--- START OF Rows ---

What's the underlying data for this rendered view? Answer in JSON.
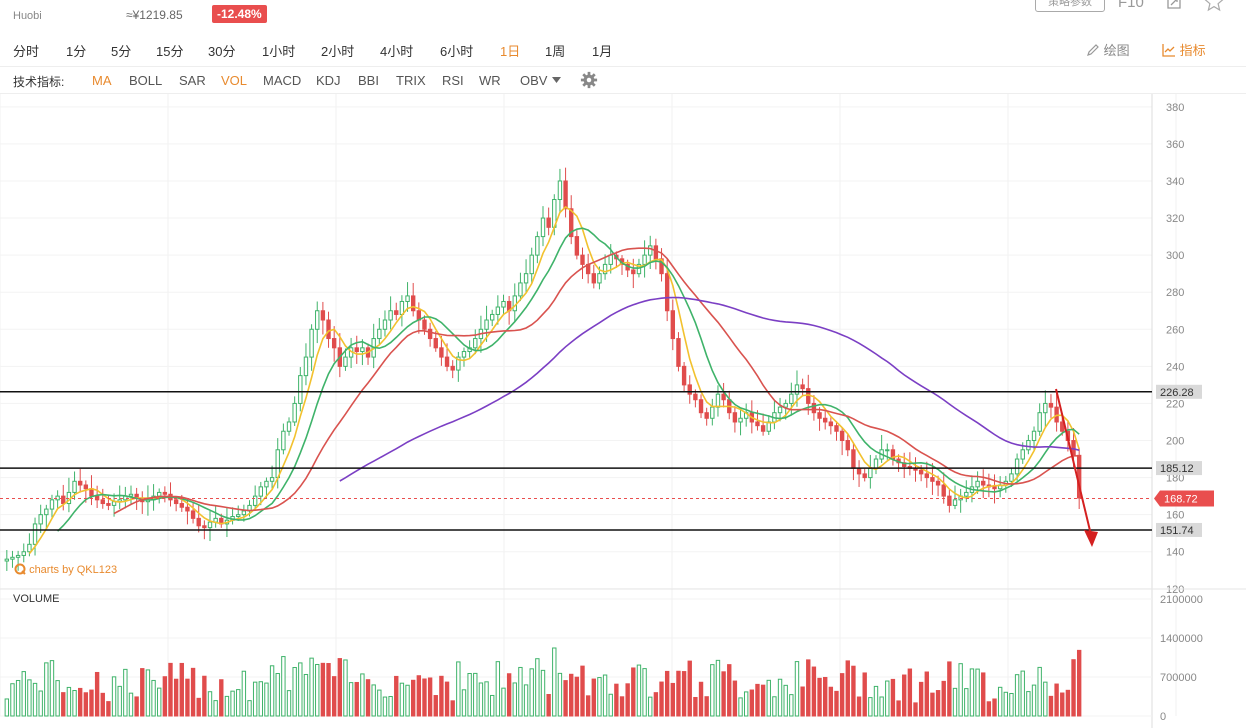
{
  "header": {
    "exchange": "Huobi",
    "cny_price": "≈¥1219.85",
    "change_pct": "-12.48%",
    "param_button": "策略参数",
    "f10_label": "F10"
  },
  "timeframes": [
    {
      "label": "分时",
      "active": false
    },
    {
      "label": "1分",
      "active": false
    },
    {
      "label": "5分",
      "active": false
    },
    {
      "label": "15分",
      "active": false
    },
    {
      "label": "30分",
      "active": false
    },
    {
      "label": "1小时",
      "active": false
    },
    {
      "label": "2小时",
      "active": false
    },
    {
      "label": "4小时",
      "active": false
    },
    {
      "label": "6小时",
      "active": false
    },
    {
      "label": "1日",
      "active": true
    },
    {
      "label": "1周",
      "active": false
    },
    {
      "label": "1月",
      "active": false
    }
  ],
  "tools": {
    "draw_label": "绘图",
    "indicator_label": "指标"
  },
  "indicators": {
    "label": "技术指标:",
    "items": [
      {
        "label": "MA",
        "active": true
      },
      {
        "label": "BOLL",
        "active": false
      },
      {
        "label": "SAR",
        "active": false
      },
      {
        "label": "VOL",
        "active": true
      },
      {
        "label": "MACD",
        "active": false
      },
      {
        "label": "KDJ",
        "active": false
      },
      {
        "label": "BBI",
        "active": false
      },
      {
        "label": "TRIX",
        "active": false
      },
      {
        "label": "RSI",
        "active": false
      },
      {
        "label": "WR",
        "active": false
      },
      {
        "label": "OBV",
        "active": false
      }
    ]
  },
  "watermark": "charts by QKL123",
  "volume_label": "VOLUME",
  "colors": {
    "up": "#3fb36a",
    "down": "#e04c4c",
    "ma5": "#f2c12e",
    "ma10": "#3fb36a",
    "ma20": "#d9534f",
    "ma60": "#7b3fc4",
    "accent": "#e88a2e",
    "current": "#e94e4e"
  },
  "chart_data": {
    "type": "candlestick",
    "price_axis": {
      "min": 120,
      "max": 380,
      "ticks": [
        "380",
        "360",
        "340",
        "320",
        "300",
        "280",
        "260",
        "240",
        "220",
        "200",
        "180",
        "160",
        "140",
        "120"
      ]
    },
    "volume_axis": {
      "min": 0,
      "max": 2100000,
      "ticks": [
        "2100000",
        "1400000",
        "700000",
        "0"
      ]
    },
    "horizontal_lines": [
      {
        "value": 226.28,
        "label": "226.28"
      },
      {
        "value": 185.12,
        "label": "185.12"
      },
      {
        "value": 151.74,
        "label": "151.74"
      }
    ],
    "current_price": {
      "value": 168.72,
      "label": "168.72"
    },
    "closes": [
      136,
      137,
      138,
      140,
      144,
      155,
      160,
      163,
      168,
      170,
      166,
      172,
      178,
      176,
      174,
      170,
      168,
      166,
      165,
      167,
      168,
      170,
      171,
      169,
      167,
      168,
      170,
      172,
      171,
      168,
      166,
      164,
      162,
      158,
      154,
      153,
      156,
      158,
      155,
      157,
      159,
      160,
      162,
      165,
      170,
      175,
      178,
      180,
      195,
      205,
      210,
      220,
      235,
      245,
      260,
      270,
      265,
      255,
      250,
      240,
      245,
      250,
      248,
      250,
      245,
      255,
      260,
      265,
      270,
      268,
      275,
      278,
      270,
      265,
      260,
      255,
      250,
      245,
      240,
      238,
      245,
      248,
      250,
      255,
      260,
      265,
      268,
      272,
      275,
      270,
      278,
      285,
      290,
      300,
      310,
      320,
      315,
      330,
      340,
      325,
      310,
      300,
      295,
      290,
      285,
      290,
      295,
      300,
      298,
      295,
      292,
      290,
      295,
      300,
      305,
      298,
      290,
      270,
      255,
      240,
      230,
      225,
      222,
      215,
      212,
      218,
      225,
      222,
      215,
      210,
      212,
      215,
      210,
      208,
      205,
      210,
      215,
      218,
      220,
      225,
      230,
      228,
      220,
      215,
      212,
      210,
      208,
      205,
      200,
      195,
      185,
      182,
      180,
      185,
      190,
      195,
      195,
      190,
      188,
      186,
      185,
      184,
      182,
      180,
      178,
      176,
      170,
      165,
      168,
      170,
      172,
      175,
      178,
      176,
      175,
      174,
      176,
      178,
      182,
      190,
      195,
      200,
      205,
      215,
      220,
      218,
      210,
      205,
      200,
      192,
      169
    ],
    "ma5_note": "MA lines are computed from closes",
    "annotation": {
      "type": "arrow",
      "color": "#d42020"
    }
  }
}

--- END OF Rows ---

**Task requirements**
Copy every line of the data exactly as written, excluding the pictures.

**Answer to the task**
What's the underlying data for this rendered view? Answer in JSON.
{
  "header": {
    "exchange": "Huobi",
    "cny_price": "≈¥1219.85",
    "change_pct": "-12.48%",
    "param_button": "策略参数",
    "f10_label": "F10"
  },
  "timeframes": [
    {
      "label": "分时",
      "active": false
    },
    {
      "label": "1分",
      "active": false
    },
    {
      "label": "5分",
      "active": false
    },
    {
      "label": "15分",
      "active": false
    },
    {
      "label": "30分",
      "active": false
    },
    {
      "label": "1小时",
      "active": false
    },
    {
      "label": "2小时",
      "active": false
    },
    {
      "label": "4小时",
      "active": false
    },
    {
      "label": "6小时",
      "active": false
    },
    {
      "label": "1日",
      "active": true
    },
    {
      "label": "1周",
      "active": false
    },
    {
      "label": "1月",
      "active": false
    }
  ],
  "tools": {
    "draw_label": "绘图",
    "indicator_label": "指标"
  },
  "indicators": {
    "label": "技术指标:",
    "items": [
      {
        "label": "MA",
        "active": true
      },
      {
        "label": "BOLL",
        "active": false
      },
      {
        "label": "SAR",
        "active": false
      },
      {
        "label": "VOL",
        "active": true
      },
      {
        "label": "MACD",
        "active": false
      },
      {
        "label": "KDJ",
        "active": false
      },
      {
        "label": "BBI",
        "active": false
      },
      {
        "label": "TRIX",
        "active": false
      },
      {
        "label": "RSI",
        "active": false
      },
      {
        "label": "WR",
        "active": false
      },
      {
        "label": "OBV",
        "active": false
      }
    ]
  },
  "watermark": "charts by QKL123",
  "volume_label": "VOLUME",
  "colors": {
    "up": "#3fb36a",
    "down": "#e04c4c",
    "ma5": "#f2c12e",
    "ma10": "#3fb36a",
    "ma20": "#d9534f",
    "ma60": "#7b3fc4",
    "accent": "#e88a2e",
    "current": "#e94e4e"
  },
  "chart_data": {
    "type": "candlestick",
    "price_axis": {
      "min": 120,
      "max": 380,
      "ticks": [
        "380",
        "360",
        "340",
        "320",
        "300",
        "280",
        "260",
        "240",
        "220",
        "200",
        "180",
        "160",
        "140",
        "120"
      ]
    },
    "volume_axis": {
      "min": 0,
      "max": 2100000,
      "ticks": [
        "2100000",
        "1400000",
        "700000",
        "0"
      ]
    },
    "horizontal_lines": [
      {
        "value": 226.28,
        "label": "226.28"
      },
      {
        "value": 185.12,
        "label": "185.12"
      },
      {
        "value": 151.74,
        "label": "151.74"
      }
    ],
    "current_price": {
      "value": 168.72,
      "label": "168.72"
    },
    "closes": [
      136,
      137,
      138,
      140,
      144,
      155,
      160,
      163,
      168,
      170,
      166,
      172,
      178,
      176,
      174,
      170,
      168,
      166,
      165,
      167,
      168,
      170,
      171,
      169,
      167,
      168,
      170,
      172,
      171,
      168,
      166,
      164,
      162,
      158,
      154,
      153,
      156,
      158,
      155,
      157,
      159,
      160,
      162,
      165,
      170,
      175,
      178,
      180,
      195,
      205,
      210,
      220,
      235,
      245,
      260,
      270,
      265,
      255,
      250,
      240,
      245,
      250,
      248,
      250,
      245,
      255,
      260,
      265,
      270,
      268,
      275,
      278,
      270,
      265,
      260,
      255,
      250,
      245,
      240,
      238,
      245,
      248,
      250,
      255,
      260,
      265,
      268,
      272,
      275,
      270,
      278,
      285,
      290,
      300,
      310,
      320,
      315,
      330,
      340,
      325,
      310,
      300,
      295,
      290,
      285,
      290,
      295,
      300,
      298,
      295,
      292,
      290,
      295,
      300,
      305,
      298,
      290,
      270,
      255,
      240,
      230,
      225,
      222,
      215,
      212,
      218,
      225,
      222,
      215,
      210,
      212,
      215,
      210,
      208,
      205,
      210,
      215,
      218,
      220,
      225,
      230,
      228,
      220,
      215,
      212,
      210,
      208,
      205,
      200,
      195,
      185,
      182,
      180,
      185,
      190,
      195,
      195,
      190,
      188,
      186,
      185,
      184,
      182,
      180,
      178,
      176,
      170,
      165,
      168,
      170,
      172,
      175,
      178,
      176,
      175,
      174,
      176,
      178,
      182,
      190,
      195,
      200,
      205,
      215,
      220,
      218,
      210,
      205,
      200,
      192,
      169
    ],
    "ma5_note": "MA lines are computed from closes",
    "annotation": {
      "type": "arrow",
      "color": "#d42020"
    }
  }
}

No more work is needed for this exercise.